**Task description:** Check each line of the records below for the word "mass" and copy those where it appears.

**Recorded information:**
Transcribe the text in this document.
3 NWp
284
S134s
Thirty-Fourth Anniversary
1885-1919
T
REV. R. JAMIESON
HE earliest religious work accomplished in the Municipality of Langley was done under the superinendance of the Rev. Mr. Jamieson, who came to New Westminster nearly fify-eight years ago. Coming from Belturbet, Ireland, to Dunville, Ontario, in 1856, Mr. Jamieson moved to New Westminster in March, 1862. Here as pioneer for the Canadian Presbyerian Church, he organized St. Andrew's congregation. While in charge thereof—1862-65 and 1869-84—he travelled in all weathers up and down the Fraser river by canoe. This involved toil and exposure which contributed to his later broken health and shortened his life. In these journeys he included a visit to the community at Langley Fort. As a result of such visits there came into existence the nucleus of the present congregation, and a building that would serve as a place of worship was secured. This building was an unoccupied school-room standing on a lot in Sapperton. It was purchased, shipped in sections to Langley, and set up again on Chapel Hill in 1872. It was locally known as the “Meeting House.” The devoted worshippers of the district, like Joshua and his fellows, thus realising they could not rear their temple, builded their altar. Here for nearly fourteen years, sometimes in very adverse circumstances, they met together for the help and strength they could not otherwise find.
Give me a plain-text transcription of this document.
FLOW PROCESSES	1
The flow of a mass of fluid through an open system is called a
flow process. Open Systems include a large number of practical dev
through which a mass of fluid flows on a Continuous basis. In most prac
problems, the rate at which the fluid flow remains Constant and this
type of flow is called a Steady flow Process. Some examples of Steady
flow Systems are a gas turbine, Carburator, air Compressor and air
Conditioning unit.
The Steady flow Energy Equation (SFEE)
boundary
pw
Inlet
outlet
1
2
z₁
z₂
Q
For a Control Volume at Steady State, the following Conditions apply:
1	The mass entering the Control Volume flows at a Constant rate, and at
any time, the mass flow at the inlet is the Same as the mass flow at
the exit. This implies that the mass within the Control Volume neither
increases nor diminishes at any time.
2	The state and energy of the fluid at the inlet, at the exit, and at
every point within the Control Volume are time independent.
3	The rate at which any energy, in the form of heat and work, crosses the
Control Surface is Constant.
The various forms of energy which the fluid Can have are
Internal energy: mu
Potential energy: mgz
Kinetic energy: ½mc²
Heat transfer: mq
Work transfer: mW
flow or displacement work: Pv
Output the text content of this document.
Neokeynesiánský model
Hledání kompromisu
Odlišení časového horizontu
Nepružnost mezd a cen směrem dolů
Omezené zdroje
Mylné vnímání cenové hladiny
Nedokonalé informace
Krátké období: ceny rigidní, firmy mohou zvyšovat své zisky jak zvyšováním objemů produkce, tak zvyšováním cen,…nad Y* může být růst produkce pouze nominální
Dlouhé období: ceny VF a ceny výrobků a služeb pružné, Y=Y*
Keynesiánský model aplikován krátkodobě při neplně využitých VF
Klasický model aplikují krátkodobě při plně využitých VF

**Written response:**
The flow of a mass of fluid through an open system is called a
through which a mass of fluid flows on a Continuous basis. In most prac
1	The mass entering the Control Volume flows at a Constant rate, and at
any time, the mass flow at the inlet is the Same as the mass flow at
the exit. This implies that the mass within the Control Volume neither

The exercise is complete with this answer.